=== Data for the task ===

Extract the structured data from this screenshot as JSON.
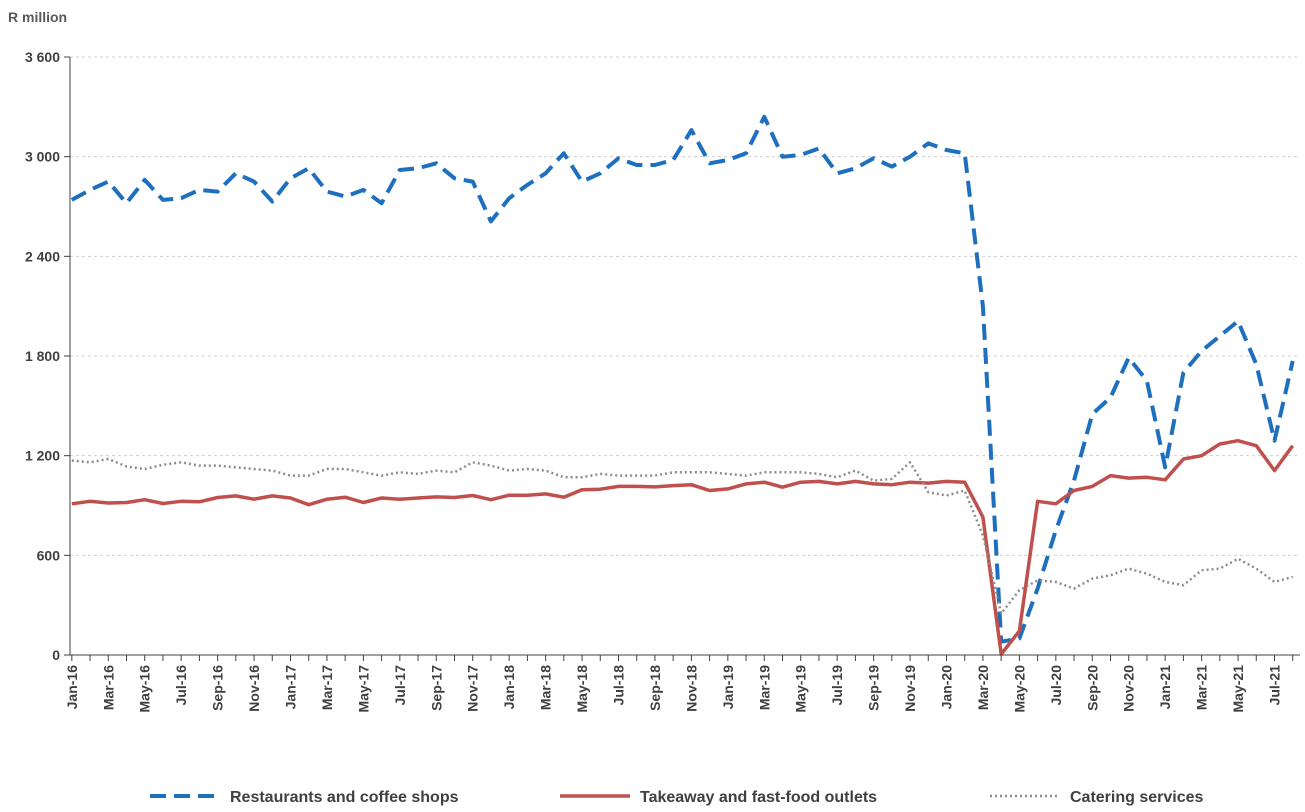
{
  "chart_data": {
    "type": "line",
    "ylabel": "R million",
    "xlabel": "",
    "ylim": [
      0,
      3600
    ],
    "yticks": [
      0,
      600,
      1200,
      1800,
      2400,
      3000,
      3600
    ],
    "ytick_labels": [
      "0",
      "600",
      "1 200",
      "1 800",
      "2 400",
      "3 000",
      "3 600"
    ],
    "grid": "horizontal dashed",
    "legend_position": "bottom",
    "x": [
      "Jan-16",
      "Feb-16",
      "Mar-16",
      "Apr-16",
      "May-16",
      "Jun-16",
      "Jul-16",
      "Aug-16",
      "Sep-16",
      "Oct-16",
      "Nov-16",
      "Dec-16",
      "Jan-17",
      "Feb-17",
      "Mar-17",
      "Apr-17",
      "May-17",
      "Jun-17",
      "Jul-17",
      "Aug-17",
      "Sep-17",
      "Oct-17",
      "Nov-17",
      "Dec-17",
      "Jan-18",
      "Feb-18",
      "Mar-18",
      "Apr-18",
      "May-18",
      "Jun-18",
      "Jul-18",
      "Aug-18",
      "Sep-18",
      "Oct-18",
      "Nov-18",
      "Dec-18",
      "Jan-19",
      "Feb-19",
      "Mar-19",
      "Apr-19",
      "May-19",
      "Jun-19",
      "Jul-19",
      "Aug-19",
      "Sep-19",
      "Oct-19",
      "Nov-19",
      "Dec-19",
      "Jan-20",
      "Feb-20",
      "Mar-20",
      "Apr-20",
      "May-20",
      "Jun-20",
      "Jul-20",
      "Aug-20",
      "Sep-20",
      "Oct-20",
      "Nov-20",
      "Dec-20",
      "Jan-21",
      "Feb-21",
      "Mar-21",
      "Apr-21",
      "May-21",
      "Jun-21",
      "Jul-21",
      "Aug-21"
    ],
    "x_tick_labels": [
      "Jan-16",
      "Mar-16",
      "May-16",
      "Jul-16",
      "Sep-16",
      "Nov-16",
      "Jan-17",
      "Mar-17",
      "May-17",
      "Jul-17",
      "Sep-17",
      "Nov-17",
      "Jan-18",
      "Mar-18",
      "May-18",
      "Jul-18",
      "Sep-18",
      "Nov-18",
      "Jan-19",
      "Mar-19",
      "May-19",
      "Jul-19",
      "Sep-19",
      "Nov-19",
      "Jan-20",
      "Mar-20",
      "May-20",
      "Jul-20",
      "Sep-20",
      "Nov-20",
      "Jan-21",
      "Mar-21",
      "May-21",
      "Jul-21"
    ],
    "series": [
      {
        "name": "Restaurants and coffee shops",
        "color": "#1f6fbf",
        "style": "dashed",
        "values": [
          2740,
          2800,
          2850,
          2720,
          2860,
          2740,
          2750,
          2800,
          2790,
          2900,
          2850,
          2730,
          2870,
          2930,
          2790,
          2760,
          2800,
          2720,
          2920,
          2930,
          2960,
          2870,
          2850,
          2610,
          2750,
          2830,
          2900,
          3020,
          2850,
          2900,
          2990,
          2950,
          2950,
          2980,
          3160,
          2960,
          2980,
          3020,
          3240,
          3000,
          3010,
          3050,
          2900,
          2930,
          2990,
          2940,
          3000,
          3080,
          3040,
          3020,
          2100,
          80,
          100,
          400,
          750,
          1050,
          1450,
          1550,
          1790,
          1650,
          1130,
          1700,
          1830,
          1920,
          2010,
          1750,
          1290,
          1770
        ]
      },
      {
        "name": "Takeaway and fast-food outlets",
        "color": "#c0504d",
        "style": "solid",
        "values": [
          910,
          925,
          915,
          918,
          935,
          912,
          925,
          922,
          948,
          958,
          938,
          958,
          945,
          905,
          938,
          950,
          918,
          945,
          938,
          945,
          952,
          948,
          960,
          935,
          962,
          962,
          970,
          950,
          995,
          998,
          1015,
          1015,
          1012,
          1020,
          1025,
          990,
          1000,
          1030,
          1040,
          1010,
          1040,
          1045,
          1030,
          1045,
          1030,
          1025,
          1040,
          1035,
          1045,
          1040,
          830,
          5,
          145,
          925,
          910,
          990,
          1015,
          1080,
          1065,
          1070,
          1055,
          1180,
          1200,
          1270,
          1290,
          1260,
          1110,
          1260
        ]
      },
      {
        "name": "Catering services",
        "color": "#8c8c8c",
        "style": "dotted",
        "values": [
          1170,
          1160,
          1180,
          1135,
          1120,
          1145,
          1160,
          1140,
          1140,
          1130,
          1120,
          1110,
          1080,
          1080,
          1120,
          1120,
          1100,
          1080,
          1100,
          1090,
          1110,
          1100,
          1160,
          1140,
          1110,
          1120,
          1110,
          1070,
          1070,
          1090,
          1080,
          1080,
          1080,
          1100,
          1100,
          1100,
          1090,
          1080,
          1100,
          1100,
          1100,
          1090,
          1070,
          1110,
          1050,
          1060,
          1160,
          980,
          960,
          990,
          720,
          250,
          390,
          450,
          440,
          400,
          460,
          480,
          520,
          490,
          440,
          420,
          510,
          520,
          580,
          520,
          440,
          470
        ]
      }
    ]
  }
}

===

What is required:
Track down every line with the word "style" and copy it.

The solution:
        "style": "dashed",
        "style": "solid",
        "style": "dotted",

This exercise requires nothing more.